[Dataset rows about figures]
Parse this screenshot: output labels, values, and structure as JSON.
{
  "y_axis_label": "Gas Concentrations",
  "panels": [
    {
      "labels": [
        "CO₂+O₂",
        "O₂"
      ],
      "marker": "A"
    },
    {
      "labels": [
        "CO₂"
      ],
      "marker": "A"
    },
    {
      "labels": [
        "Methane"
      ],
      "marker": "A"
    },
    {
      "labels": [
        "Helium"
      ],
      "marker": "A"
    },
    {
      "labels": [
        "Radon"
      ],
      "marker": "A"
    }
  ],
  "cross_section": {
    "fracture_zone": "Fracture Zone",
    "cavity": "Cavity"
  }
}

---

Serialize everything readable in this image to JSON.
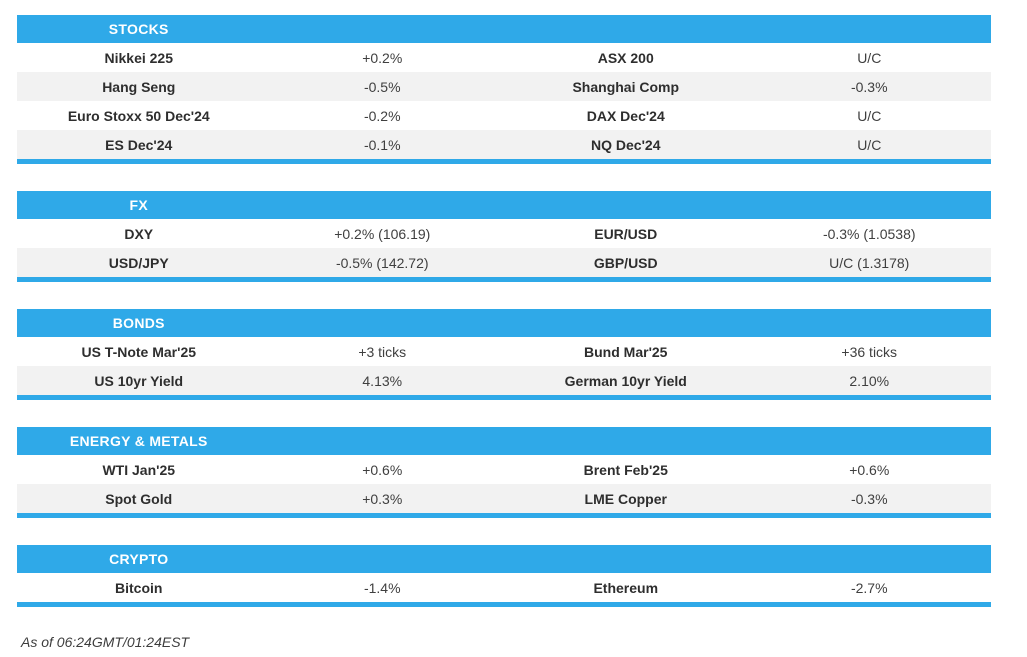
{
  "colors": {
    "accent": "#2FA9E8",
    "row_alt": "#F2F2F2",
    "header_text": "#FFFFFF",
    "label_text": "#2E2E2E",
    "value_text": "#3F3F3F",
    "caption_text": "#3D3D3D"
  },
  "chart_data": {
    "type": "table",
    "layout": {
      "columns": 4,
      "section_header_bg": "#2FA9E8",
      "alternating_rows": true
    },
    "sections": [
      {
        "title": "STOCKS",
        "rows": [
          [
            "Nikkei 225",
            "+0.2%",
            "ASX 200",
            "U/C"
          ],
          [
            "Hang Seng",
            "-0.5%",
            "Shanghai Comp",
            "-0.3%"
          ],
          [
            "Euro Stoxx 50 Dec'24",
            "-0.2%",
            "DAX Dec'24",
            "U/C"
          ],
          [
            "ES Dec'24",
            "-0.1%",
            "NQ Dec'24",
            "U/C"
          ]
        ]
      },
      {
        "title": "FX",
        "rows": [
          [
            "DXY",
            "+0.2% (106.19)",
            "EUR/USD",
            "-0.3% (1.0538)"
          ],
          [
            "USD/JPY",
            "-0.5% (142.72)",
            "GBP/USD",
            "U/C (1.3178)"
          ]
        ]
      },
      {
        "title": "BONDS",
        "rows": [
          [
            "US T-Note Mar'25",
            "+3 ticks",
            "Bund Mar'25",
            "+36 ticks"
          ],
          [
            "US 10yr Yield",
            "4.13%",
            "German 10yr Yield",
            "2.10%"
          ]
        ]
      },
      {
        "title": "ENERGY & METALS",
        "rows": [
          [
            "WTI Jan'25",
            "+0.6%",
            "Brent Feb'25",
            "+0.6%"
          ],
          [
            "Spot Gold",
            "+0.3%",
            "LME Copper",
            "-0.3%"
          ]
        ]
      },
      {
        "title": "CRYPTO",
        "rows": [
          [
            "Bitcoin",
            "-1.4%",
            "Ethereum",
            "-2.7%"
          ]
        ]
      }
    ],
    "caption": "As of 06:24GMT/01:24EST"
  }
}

* [PROBLEM TO SOLVE]
Every line holding "title" should be copied out.

* [RESULT OF THIS EXERCISE]
        "title": "STOCKS",
        "title": "FX",
        "title": "BONDS",
        "title": "ENERGY & METALS",
        "title": "CRYPTO",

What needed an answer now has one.